Data entries:
↓

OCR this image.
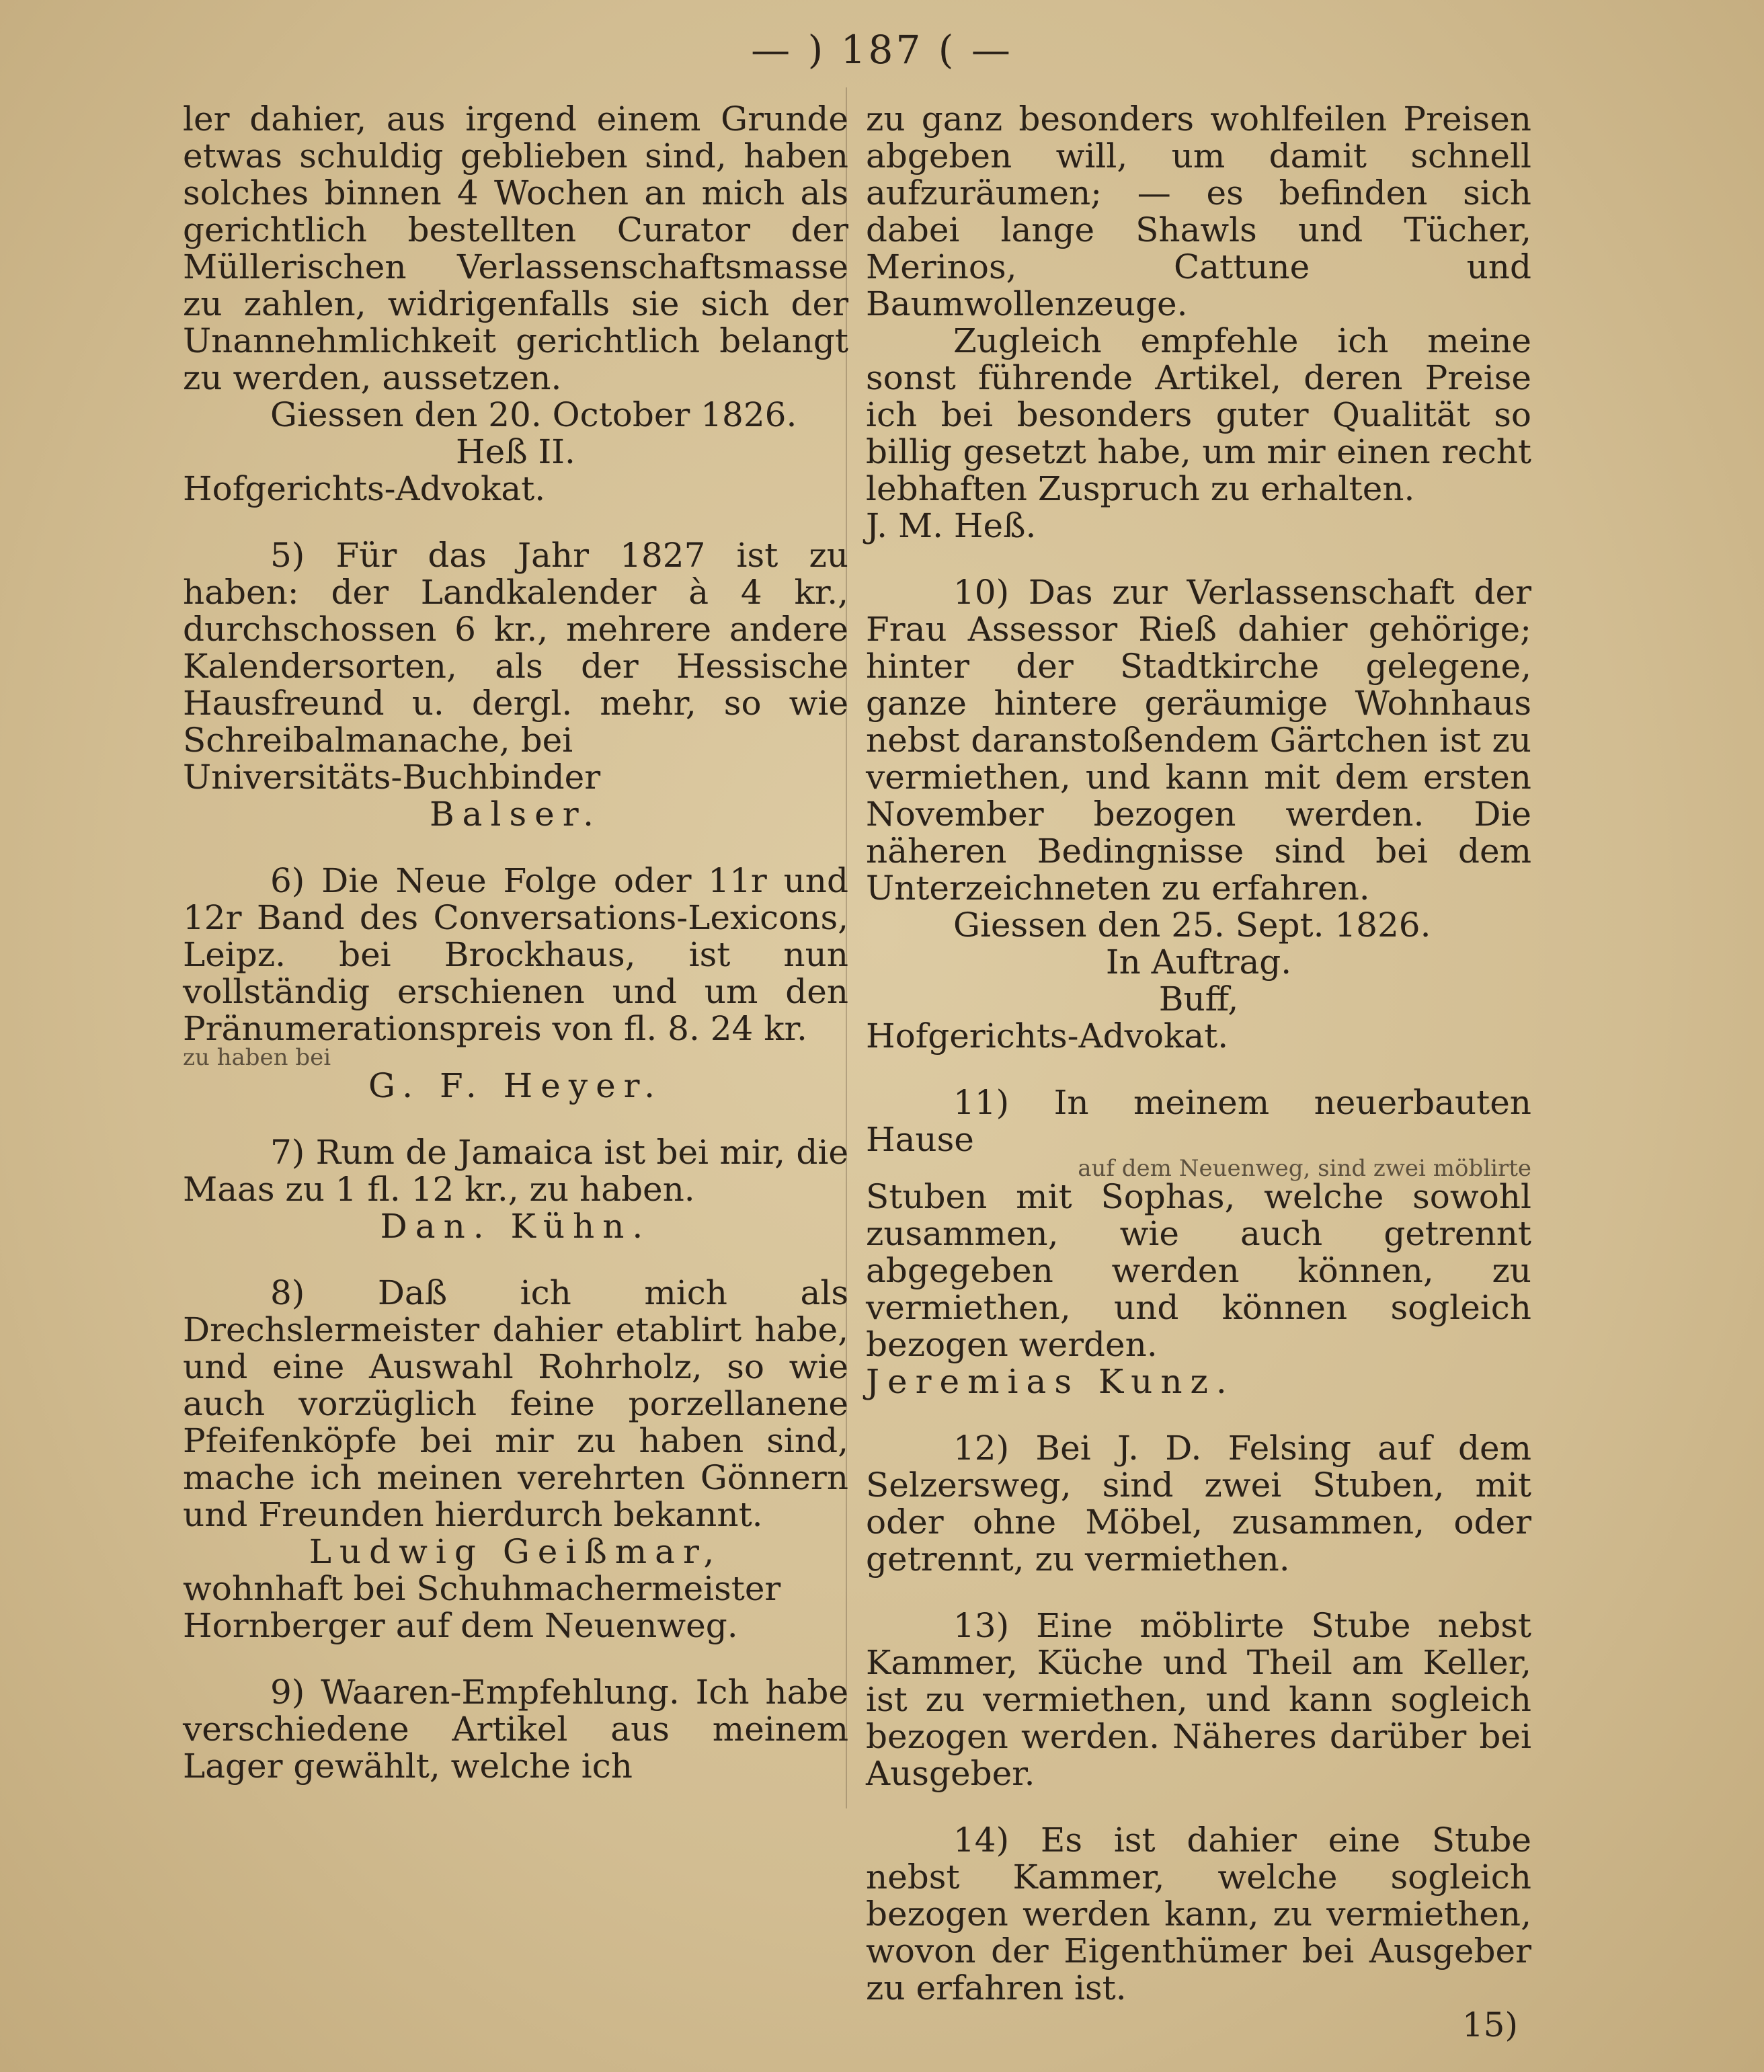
— ) 187 ( —

ler dahier, aus irgend einem Grunde etwas schuldig geblieben sind, haben solches binnen 4 Wochen an mich als gerichtlich bestellten Curator der Müllerischen Verlassenschaftsmasse zu zahlen, widrigenfalls sie sich der Unannehmlichkeit gerichtlich belangt zu werden, aussetzen.

Giessen den 20. October 1826.

Heß II.

Hofgerichts-Advokat.

5) Für das Jahr 1827 ist zu haben: der Landkalender à 4 kr., durchschossen 6 kr., mehrere andere Kalendersorten, als der Hessische Hausfreund u. dergl. mehr, so wie Schreibalmanache, bei

Universitäts-Buchbinder

Balser.

6) Die Neue Folge oder 11r und 12r Band des Conversations-Lexicons, Leipz. bei Brockhaus, ist nun vollständig erschienen und um den Pränumerationspreis von fl. 8. 24 kr.

zu haben bei

G. F. Heyer.

7) Rum de Jamaica ist bei mir, die Maas zu 1 fl. 12 kr., zu haben.

Dan. Kühn.

8) Daß ich mich als Drechslermeister dahier etablirt habe, und eine Auswahl Rohrholz, so wie auch vorzüglich feine porzellanene Pfeifenköpfe bei mir zu haben sind, mache ich meinen verehrten Gönnern und Freunden hierdurch bekannt.

Ludwig Geißmar,

wohnhaft bei Schuhmachermeister

Hornberger auf dem Neuenweg.

9) Waaren-Empfehlung. Ich habe verschiedene Artikel aus meinem Lager gewählt, welche ich

zu ganz besonders wohlfeilen Preisen abgeben will, um damit schnell aufzuräumen; — es befinden sich dabei lange Shawls und Tücher, Merinos, Cattune und Baumwollenzeuge.

Zugleich empfehle ich meine sonst führende Artikel, deren Preise ich bei besonders guter Qualität so billig gesetzt habe, um mir einen recht lebhaften Zuspruch zu erhalten.

J. M. Heß.

10) Das zur Verlassenschaft der Frau Assessor Rieß dahier gehörige; hinter der Stadtkirche gelegene, ganze hintere geräumige Wohnhaus nebst daranstoßendem Gärtchen ist zu vermiethen, und kann mit dem ersten November bezogen werden. Die näheren Bedingnisse sind bei dem Unterzeichneten zu erfahren.

Giessen den 25. Sept. 1826.

In Auftrag.

Buff,

Hofgerichts-Advokat.

11) In meinem neuerbauten Hause

auf dem Neuenweg, sind zwei möblirte

Stuben mit Sophas, welche sowohl zusammen, wie auch getrennt abgegeben werden können, zu vermiethen, und können sogleich bezogen werden.

Jeremias Kunz.

12) Bei J. D. Felsing auf dem Selzersweg, sind zwei Stuben, mit oder ohne Möbel, zusammen, oder getrennt, zu vermiethen.

13) Eine möblirte Stube nebst Kammer, Küche und Theil am Keller, ist zu vermiethen, und kann sogleich bezogen werden. Näheres darüber bei Ausgeber.

14) Es ist dahier eine Stube nebst Kammer, welche sogleich bezogen werden kann, zu vermiethen, wovon der Eigenthümer bei Ausgeber zu erfahren ist.

15)
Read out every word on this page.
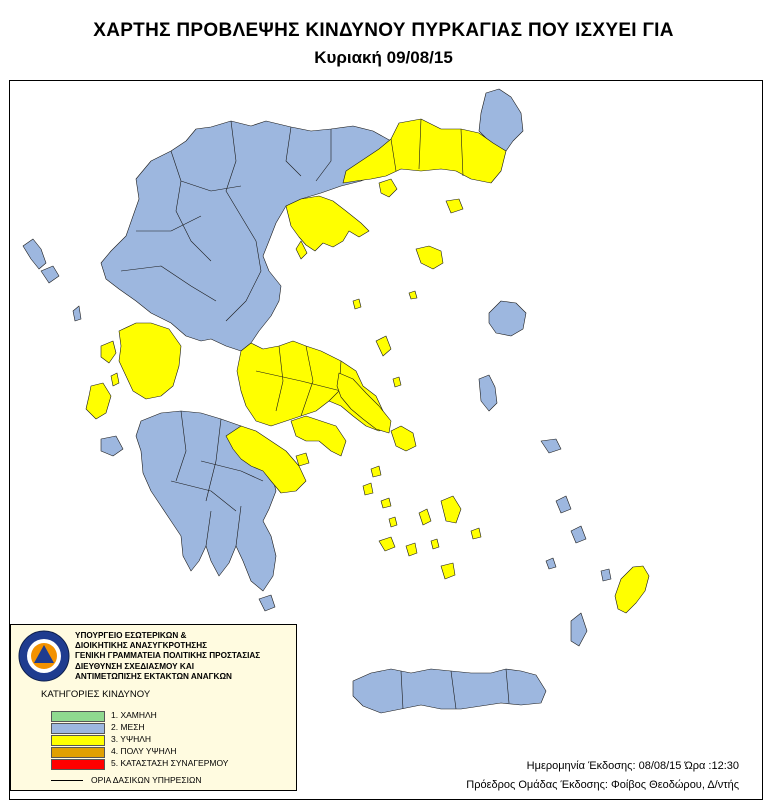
ΧΑΡΤΗΣ ΠΡΟΒΛΕΨΗΣ ΚΙΝΔΥΝΟΥ ΠΥΡΚΑΓΙΑΣ ΠΟΥ ΙΣΧΥΕΙ ΓΙΑ
Κυριακή 09/08/15
ΥΠΟΥΡΓΕΙΟ ΕΣΩΤΕΡΙΚΩΝ &
ΔΙΟΙΚΗΤΙΚΗΣ ΑΝΑΣΥΓΚΡΟΤΗΣΗΣ
ΓΕΝΙΚΗ ΓΡΑΜΜΑΤΕΙΑ ΠΟΛΙΤΙΚΗΣ ΠΡΟΣΤΑΣΙΑΣ
ΔΙΕΥΘΥΝΣΗ ΣΧΕΔΙΑΣΜΟΥ ΚΑΙ
ΑΝΤΙΜΕΤΩΠΙΣΗΣ ΕΚΤΑΚΤΩΝ ΑΝΑΓΚΩΝ
ΚΑΤΗΓΟΡΙΕΣ ΚΙΝΔΥΝΟΥ
1. ΧΑΜΗΛΗ
2. ΜΕΣΗ
3. ΥΨΗΛΗ
4. ΠΟΛΥ ΥΨΗΛΗ
5. ΚΑΤΑΣΤΑΣΗ ΣΥΝΑΓΕΡΜΟΥ
ΟΡΙΑ ΔΑΣΙΚΩΝ ΥΠΗΡΕΣΙΩΝ
Ημερομηνία Έκδοσης: 08/08/15 Ώρα :12:30
Πρόεδρος Ομάδας Έκδοσης: Φοίβος Θεοδώρου, Δ/ντής
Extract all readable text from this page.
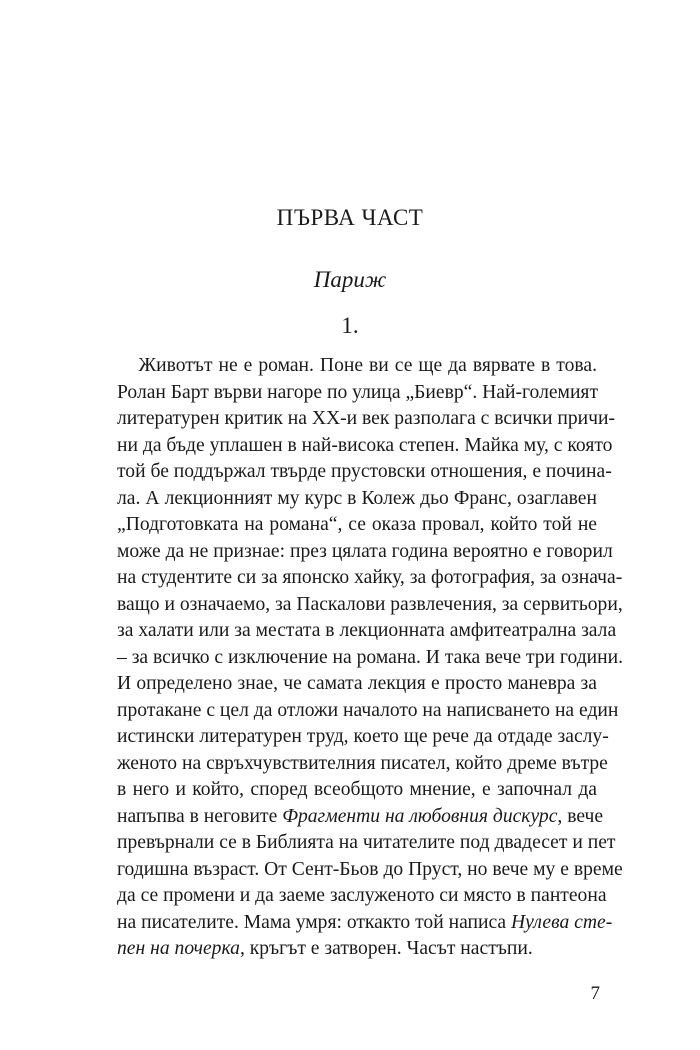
ПЪРВА ЧАСТ
Париж
1.
Животът не е роман. Поне ви се ще да вярвате в това.
Ролан Барт върви нагоре по улица „Биевр“. Най-големият
литературен критик на ХХ-и век разполага с всички причи-
ни да бъде уплашен в най-висока степен. Майка му, с която
той бе поддържал твърде прустовски отношения, е почина-
ла. А лекционният му курс в Колеж дьо Франс, озаглавен
„Подготовката на романа“, се оказа провал, който той не
може да не признае: през цялата година вероятно е говорил
на студентите си за японско хайку, за фотография, за означа-
ващо и означаемо, за Паскалови развлечения, за сервитьори,
за халати или за местата в лекционната амфитеатрална зала
– за всичко с изключение на романа. И така вече три години.
И определено знае, че самата лекция е просто маневра за
протакане с цел да отложи началото на написването на един
истински литературен труд, което ще рече да отдаде заслу-
женото на свръхчувствителния писател, който дреме вътре
в него и който, според всеобщото мнение, е започнал да
напъпва в неговите Фрагменти на любовния дискурс, вече
превърнали се в Библията на читателите под двадесет и пет
годишна възраст. От Сент-Бьов до Пруст, но вече му е време
да се промени и да заеме заслуженото си място в пантеона
на писателите. Мама умря: откакто той написа Нулева сте-
пен на почерка, кръгът е затворен. Часът настъпи.
7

↑

## Task statement
Output only the lines from the one that contains "Extract all readable text from this page." to the end of the entries above, both end lines included, and drop the pictures.

## Output
Extract all readable text from this page.
ПЪРВА ЧАСТ
Париж
1.
Животът не е роман. Поне ви се ще да вярвате в това.
Ролан Барт върви нагоре по улица „Биевр“. Най-големият
литературен критик на ХХ-и век разполага с всички причи-
ни да бъде уплашен в най-висока степен. Майка му, с която
той бе поддържал твърде прустовски отношения, е почина-
ла. А лекционният му курс в Колеж дьо Франс, озаглавен
„Подготовката на романа“, се оказа провал, който той не
може да не признае: през цялата година вероятно е говорил
на студентите си за японско хайку, за фотография, за означа-
ващо и означаемо, за Паскалови развлечения, за сервитьори,
за халати или за местата в лекционната амфитеатрална зала
– за всичко с изключение на романа. И така вече три години.
И определено знае, че самата лекция е просто маневра за
протакане с цел да отложи началото на написването на един
истински литературен труд, което ще рече да отдаде заслу-
женото на свръхчувствителния писател, който дреме вътре
в него и който, според всеобщото мнение, е започнал да
напъпва в неговите Фрагменти на любовния дискурс, вече
превърнали се в Библията на читателите под двадесет и пет
годишна възраст. От Сент-Бьов до Пруст, но вече му е време
да се промени и да заеме заслуженото си място в пантеона
на писателите. Мама умря: откакто той написа Нулева сте-
пен на почерка, кръгът е затворен. Часът настъпи.
7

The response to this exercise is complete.